Provided information
+ + + + + + +
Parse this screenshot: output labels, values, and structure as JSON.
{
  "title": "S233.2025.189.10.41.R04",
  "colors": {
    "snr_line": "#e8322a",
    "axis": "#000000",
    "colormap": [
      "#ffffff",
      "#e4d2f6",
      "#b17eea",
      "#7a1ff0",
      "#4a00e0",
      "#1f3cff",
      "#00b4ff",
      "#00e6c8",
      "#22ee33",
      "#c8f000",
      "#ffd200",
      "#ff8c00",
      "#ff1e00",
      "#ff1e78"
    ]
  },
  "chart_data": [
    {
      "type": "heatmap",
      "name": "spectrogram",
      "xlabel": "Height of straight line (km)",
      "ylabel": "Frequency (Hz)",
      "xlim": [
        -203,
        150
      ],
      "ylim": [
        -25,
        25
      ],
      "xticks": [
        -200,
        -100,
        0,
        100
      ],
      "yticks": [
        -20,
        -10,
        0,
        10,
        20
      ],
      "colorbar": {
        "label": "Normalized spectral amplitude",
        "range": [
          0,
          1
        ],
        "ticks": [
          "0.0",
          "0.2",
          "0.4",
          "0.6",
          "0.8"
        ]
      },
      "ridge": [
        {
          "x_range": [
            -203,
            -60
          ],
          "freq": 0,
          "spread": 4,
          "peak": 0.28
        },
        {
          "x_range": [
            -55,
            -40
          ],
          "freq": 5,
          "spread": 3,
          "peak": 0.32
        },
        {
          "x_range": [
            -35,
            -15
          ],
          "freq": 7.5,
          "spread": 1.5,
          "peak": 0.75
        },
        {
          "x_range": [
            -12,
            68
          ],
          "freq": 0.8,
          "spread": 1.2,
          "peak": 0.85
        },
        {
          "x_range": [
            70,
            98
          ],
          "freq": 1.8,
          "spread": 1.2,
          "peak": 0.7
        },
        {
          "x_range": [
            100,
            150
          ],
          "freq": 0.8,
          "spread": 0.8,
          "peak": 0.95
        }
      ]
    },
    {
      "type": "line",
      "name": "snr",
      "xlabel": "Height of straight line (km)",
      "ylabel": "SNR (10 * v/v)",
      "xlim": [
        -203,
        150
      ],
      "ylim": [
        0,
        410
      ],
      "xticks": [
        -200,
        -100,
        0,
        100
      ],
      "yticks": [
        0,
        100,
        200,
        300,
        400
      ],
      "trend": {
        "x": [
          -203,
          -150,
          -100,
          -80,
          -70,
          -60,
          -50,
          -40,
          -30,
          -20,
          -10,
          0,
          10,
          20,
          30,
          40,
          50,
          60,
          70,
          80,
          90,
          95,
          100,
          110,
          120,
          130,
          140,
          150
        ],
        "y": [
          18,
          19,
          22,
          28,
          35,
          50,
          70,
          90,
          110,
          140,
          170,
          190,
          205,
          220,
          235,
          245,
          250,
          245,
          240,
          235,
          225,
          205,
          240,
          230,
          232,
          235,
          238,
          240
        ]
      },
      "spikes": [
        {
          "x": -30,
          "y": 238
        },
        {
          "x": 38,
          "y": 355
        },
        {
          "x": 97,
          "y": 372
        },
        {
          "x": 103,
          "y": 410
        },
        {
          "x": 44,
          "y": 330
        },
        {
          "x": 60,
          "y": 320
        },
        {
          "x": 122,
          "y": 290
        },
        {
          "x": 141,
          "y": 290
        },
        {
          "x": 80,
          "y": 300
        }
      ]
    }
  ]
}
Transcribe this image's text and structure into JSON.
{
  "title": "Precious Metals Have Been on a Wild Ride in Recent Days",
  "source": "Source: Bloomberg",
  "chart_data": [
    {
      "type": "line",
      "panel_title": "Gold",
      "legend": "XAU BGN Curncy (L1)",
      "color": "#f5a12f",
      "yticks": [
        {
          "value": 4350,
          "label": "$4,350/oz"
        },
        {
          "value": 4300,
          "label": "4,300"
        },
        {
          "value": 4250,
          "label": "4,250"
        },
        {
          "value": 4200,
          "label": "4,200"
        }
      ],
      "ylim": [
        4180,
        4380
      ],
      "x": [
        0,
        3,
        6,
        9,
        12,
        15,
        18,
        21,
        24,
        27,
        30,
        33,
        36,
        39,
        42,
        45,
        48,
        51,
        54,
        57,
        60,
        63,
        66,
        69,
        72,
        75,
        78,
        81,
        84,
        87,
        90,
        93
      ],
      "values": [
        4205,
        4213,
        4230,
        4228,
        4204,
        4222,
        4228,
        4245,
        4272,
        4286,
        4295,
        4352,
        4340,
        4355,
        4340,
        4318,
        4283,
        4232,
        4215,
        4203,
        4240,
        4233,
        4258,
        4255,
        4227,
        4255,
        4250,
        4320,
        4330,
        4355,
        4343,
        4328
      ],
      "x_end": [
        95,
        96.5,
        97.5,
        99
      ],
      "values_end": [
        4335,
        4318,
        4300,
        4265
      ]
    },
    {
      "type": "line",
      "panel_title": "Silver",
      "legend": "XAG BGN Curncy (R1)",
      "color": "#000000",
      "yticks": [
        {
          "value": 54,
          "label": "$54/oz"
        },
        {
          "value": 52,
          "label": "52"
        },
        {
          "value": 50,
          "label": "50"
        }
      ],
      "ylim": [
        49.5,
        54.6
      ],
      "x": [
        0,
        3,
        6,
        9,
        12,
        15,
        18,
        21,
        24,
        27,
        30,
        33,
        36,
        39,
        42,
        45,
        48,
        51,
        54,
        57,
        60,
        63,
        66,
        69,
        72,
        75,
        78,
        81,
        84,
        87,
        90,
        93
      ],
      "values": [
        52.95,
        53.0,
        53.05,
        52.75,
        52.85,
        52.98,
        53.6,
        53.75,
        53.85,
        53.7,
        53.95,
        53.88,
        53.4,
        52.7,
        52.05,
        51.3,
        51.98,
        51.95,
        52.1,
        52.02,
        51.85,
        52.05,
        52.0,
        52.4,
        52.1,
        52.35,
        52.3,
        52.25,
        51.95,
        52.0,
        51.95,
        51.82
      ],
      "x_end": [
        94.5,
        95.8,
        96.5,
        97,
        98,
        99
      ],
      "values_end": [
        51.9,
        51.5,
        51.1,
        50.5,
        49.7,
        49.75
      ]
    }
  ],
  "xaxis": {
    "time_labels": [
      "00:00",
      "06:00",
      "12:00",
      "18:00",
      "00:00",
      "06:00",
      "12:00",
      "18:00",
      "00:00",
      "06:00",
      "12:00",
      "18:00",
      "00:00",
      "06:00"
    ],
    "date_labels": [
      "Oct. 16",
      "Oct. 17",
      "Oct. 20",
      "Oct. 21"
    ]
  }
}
+ + + + + + +
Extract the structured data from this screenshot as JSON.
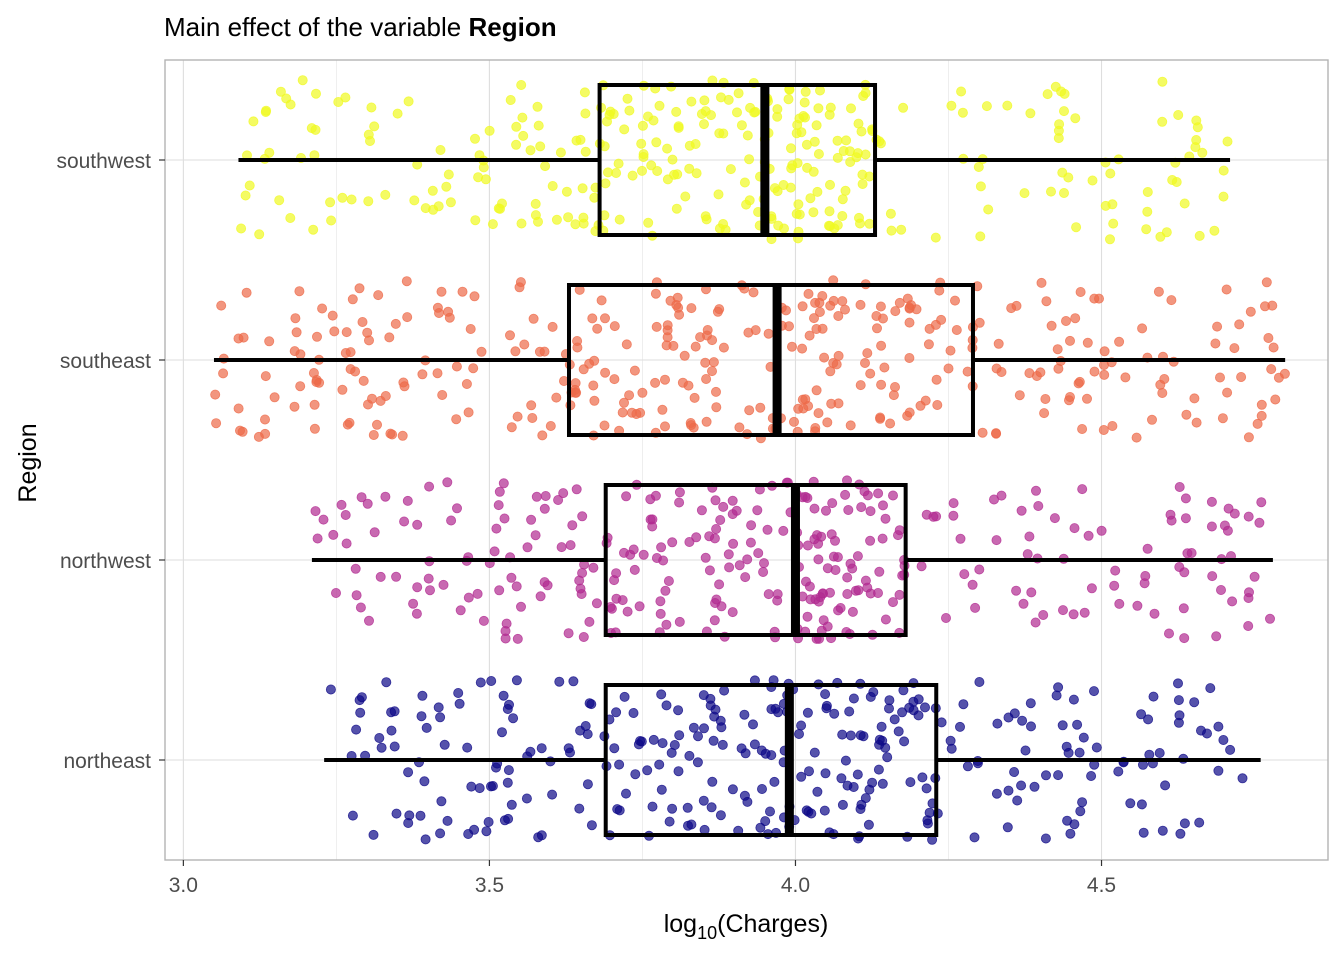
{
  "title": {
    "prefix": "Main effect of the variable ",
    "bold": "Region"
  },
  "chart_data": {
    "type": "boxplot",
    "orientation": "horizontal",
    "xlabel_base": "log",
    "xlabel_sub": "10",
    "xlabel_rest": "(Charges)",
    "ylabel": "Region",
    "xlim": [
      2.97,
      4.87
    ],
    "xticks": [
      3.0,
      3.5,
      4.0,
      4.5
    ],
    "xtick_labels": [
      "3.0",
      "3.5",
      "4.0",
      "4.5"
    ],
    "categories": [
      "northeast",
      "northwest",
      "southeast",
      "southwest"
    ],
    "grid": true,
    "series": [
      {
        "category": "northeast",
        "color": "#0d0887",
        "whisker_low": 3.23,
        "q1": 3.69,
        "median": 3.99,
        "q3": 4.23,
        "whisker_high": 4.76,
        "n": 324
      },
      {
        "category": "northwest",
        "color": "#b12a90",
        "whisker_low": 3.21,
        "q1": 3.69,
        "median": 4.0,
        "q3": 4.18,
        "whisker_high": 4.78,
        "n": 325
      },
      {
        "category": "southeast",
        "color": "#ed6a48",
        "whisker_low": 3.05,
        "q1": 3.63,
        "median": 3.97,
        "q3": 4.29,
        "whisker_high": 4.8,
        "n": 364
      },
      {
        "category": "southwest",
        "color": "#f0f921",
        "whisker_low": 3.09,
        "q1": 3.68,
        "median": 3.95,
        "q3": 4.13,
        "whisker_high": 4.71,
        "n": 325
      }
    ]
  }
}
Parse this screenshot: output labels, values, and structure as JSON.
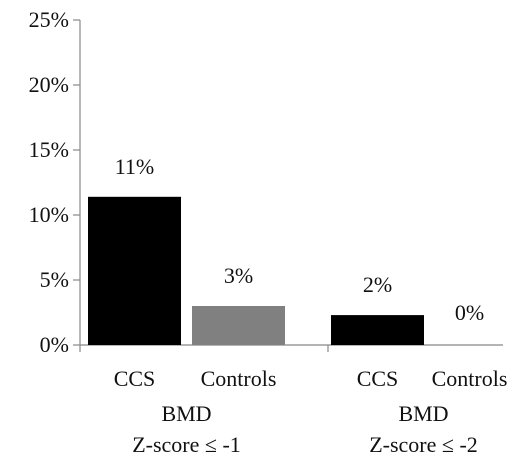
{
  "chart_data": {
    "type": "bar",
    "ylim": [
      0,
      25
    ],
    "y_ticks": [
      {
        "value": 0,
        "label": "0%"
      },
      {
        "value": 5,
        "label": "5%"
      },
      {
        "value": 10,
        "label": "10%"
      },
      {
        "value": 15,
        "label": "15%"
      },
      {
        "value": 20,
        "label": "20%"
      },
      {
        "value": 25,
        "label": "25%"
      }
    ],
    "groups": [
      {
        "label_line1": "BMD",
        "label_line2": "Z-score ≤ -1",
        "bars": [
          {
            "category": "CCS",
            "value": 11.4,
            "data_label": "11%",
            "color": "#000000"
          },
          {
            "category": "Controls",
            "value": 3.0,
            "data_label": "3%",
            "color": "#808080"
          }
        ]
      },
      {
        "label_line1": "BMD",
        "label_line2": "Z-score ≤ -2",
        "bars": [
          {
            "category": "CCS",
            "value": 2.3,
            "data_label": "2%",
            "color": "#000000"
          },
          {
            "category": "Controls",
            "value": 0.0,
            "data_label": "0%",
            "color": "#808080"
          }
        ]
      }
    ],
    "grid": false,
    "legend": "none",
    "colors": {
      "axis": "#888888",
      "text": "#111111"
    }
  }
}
+ + + + + + +
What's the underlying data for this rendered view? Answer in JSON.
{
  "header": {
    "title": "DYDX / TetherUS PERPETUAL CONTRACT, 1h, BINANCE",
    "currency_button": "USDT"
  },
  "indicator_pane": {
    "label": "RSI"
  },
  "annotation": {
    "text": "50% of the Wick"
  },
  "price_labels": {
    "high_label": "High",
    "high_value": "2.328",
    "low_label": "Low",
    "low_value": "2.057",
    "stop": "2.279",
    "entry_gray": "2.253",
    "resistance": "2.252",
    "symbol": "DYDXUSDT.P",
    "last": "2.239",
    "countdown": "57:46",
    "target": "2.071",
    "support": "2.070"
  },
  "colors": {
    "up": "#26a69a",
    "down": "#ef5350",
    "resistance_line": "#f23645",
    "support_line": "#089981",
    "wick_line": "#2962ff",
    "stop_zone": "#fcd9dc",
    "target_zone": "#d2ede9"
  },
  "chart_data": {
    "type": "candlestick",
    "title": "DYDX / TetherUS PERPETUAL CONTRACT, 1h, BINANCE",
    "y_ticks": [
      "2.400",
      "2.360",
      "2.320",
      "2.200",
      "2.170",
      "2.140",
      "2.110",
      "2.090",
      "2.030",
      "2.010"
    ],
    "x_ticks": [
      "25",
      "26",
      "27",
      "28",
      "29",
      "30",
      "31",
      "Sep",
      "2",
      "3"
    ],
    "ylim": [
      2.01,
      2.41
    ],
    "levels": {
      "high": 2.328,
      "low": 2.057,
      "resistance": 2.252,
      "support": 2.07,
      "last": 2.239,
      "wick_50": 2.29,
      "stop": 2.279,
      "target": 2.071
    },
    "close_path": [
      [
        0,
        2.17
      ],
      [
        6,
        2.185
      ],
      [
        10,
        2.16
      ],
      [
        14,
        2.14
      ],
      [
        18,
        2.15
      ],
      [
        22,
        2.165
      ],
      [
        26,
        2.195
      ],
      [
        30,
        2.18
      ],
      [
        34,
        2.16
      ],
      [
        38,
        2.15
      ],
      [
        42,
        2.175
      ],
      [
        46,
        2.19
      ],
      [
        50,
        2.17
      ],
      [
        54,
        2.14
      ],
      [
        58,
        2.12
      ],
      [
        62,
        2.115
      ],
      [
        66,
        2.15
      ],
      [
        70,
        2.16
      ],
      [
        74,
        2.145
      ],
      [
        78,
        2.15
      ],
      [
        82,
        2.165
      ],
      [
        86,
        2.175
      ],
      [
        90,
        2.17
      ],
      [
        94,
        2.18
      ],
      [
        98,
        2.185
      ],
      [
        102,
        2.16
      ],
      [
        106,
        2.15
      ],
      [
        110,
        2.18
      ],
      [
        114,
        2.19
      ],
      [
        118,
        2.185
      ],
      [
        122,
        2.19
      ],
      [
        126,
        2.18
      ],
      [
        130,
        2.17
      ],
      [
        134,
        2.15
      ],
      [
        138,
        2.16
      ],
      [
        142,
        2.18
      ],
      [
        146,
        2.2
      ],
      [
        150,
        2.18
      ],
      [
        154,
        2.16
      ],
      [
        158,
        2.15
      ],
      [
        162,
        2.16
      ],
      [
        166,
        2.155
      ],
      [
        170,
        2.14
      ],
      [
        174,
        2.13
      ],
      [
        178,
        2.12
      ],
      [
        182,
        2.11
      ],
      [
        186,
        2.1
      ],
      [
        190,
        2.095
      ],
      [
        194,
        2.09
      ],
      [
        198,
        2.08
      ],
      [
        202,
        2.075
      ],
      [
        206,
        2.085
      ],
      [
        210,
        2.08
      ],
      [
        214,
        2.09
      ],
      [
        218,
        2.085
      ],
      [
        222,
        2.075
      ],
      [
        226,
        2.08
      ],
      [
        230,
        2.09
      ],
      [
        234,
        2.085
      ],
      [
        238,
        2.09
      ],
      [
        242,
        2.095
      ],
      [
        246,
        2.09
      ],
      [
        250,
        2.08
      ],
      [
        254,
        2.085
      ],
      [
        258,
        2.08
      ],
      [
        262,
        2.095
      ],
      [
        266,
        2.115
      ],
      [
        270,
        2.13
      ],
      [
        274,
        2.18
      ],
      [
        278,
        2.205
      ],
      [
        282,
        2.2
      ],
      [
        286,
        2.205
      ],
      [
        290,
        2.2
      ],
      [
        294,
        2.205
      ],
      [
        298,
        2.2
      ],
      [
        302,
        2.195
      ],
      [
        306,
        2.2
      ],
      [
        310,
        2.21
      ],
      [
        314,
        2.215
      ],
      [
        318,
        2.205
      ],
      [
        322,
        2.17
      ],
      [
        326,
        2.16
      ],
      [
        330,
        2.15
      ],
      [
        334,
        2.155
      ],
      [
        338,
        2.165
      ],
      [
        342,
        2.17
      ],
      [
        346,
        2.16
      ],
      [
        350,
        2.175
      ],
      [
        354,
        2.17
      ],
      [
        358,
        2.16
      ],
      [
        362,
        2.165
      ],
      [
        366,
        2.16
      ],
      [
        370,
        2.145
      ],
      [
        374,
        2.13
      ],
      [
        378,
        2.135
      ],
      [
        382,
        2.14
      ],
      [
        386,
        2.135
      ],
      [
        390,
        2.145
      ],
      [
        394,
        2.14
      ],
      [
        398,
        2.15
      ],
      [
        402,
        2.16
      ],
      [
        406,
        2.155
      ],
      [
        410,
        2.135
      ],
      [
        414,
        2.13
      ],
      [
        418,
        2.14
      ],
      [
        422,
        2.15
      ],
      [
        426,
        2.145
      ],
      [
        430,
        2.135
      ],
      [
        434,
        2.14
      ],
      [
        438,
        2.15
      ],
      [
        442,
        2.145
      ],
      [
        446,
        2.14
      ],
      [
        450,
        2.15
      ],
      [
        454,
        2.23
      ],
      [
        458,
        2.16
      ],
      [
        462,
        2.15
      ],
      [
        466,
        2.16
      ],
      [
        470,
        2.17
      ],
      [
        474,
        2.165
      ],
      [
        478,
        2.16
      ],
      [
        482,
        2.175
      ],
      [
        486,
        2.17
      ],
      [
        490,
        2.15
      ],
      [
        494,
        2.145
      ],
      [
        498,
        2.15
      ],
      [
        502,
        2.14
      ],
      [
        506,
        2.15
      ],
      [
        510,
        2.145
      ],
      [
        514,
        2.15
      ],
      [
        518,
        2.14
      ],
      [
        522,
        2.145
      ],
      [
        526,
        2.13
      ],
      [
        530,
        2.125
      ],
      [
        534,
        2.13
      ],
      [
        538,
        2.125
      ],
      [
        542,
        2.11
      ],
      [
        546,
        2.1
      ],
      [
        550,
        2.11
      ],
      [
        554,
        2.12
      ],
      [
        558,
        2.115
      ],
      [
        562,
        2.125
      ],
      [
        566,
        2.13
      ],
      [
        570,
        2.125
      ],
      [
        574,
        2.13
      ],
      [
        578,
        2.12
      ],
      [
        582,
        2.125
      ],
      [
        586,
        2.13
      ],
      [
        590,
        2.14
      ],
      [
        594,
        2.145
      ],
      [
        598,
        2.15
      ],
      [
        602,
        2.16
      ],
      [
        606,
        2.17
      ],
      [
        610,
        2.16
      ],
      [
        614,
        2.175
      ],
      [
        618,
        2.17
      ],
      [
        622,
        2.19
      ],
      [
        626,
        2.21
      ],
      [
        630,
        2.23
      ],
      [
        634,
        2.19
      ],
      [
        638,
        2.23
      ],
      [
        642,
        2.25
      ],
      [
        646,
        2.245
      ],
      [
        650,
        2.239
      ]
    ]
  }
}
+ + + + + + +
Stated task
In the listing above, find the lines holding the word "JSON" and copy them.

Answer
Parse this screenshot: output labels, values, and structure as JSON.
Transcribe this image's text and structure into JSON.
Extract the structured data from this screenshot as JSON.
Parse this screenshot: output labels, values, and structure as JSON.
What's the underlying data for this rendered view? Answer in JSON.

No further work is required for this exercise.